Repeat, line for line, the entries printed below.

-------------------------

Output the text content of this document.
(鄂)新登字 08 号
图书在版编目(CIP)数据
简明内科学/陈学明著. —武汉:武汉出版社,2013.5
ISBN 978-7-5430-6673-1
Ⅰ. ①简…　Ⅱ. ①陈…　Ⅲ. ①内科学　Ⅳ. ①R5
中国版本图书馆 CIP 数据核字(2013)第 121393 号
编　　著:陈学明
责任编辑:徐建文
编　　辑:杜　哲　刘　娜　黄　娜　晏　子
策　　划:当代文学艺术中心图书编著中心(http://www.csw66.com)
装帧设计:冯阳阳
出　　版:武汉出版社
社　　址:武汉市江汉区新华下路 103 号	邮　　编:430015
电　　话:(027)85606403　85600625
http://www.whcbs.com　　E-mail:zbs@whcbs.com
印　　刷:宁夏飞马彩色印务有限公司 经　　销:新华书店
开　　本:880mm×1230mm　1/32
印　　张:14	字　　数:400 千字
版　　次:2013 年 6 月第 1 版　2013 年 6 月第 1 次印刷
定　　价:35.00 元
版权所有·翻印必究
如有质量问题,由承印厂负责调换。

-------------------------

RESULT:
Output the text content of this document.
(鄂)新登字 08 号
图书在版编目(CIP)数据
简明内科学/陈学明著. —武汉:武汉出版社,2013.5
ISBN 978-7-5430-6673-1
Ⅰ. ①简…　Ⅱ. ①陈…　Ⅲ. ①内科学　Ⅳ. ①R5
中国版本图书馆 CIP 数据核字(2013)第 121393 号
编　　著:陈学明
责任编辑:徐建文
编　　辑:杜　哲　刘　娜　黄　娜　晏　子
策　　划:当代文学艺术中心图书编著中心(http://www.csw66.com)
装帧设计:冯阳阳
出　　版:武汉出版社
社　　址:武汉市江汉区新华下路 103 号	邮　　编:430015
电　　话:(027)85606403　85600625
http://www.whcbs.com　　E-mail:zbs@whcbs.com
印　　刷:宁夏飞马彩色印务有限公司 经　　销:新华书店
开　　本:880mm×1230mm　1/32
印　　张:14	字　　数:400 千字
版　　次:2013 年 6 月第 1 版　2013 年 6 月第 1 次印刷
定　　价:35.00 元
版权所有·翻印必究
如有质量问题,由承印厂负责调换。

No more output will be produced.